Prompt
Using the data below, copy every line that contains the word "процессных".

[Collected data entries]
● ● ●
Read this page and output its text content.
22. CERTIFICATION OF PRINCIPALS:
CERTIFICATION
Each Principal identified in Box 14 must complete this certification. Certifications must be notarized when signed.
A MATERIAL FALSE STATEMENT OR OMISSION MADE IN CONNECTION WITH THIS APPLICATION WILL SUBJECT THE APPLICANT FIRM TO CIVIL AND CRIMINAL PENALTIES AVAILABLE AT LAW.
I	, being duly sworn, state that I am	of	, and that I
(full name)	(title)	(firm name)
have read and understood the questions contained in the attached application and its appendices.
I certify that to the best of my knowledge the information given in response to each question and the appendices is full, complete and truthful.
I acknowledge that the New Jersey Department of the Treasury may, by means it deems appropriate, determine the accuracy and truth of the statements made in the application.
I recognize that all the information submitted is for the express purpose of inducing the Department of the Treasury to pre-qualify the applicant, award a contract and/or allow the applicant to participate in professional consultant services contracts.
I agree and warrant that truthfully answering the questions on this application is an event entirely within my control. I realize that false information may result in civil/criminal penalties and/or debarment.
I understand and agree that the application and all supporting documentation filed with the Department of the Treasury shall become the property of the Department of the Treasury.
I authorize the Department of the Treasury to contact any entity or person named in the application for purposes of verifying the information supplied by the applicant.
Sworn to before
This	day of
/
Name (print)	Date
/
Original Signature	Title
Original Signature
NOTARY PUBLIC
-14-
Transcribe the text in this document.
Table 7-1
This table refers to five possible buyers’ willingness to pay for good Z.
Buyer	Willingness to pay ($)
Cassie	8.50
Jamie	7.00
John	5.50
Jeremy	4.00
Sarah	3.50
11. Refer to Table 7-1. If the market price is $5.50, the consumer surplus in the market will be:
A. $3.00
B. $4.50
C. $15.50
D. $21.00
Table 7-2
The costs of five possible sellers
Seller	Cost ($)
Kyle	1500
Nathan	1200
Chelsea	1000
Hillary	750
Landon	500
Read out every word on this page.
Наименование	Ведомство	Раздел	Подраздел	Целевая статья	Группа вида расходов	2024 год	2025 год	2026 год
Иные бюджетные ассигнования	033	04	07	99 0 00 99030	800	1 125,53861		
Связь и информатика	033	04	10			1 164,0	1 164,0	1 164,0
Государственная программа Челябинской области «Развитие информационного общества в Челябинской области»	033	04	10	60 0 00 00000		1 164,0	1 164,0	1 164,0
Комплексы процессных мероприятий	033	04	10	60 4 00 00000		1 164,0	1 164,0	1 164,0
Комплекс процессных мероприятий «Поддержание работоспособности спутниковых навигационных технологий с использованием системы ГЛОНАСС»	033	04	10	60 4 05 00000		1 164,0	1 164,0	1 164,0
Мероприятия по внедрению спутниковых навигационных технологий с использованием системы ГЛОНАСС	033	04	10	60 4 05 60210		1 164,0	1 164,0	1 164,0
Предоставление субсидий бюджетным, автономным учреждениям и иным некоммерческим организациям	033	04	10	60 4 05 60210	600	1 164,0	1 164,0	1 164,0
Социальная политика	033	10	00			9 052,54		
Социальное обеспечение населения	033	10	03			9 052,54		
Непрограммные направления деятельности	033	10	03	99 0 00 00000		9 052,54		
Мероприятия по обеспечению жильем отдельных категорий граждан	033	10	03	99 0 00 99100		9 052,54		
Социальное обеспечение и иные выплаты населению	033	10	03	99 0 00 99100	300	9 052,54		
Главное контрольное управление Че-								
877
● ● ●
Result of this exercise
Комплексы процессных мероприятий	033	04	10	60 4 00 00000		1 164,0	1 164,0	1 164,0
Комплекс процессных мероприятий «Поддержание работоспособности спутниковых навигационных технологий с использованием системы ГЛОНАСС»	033	04	10	60 4 05 00000		1 164,0	1 164,0	1 164,0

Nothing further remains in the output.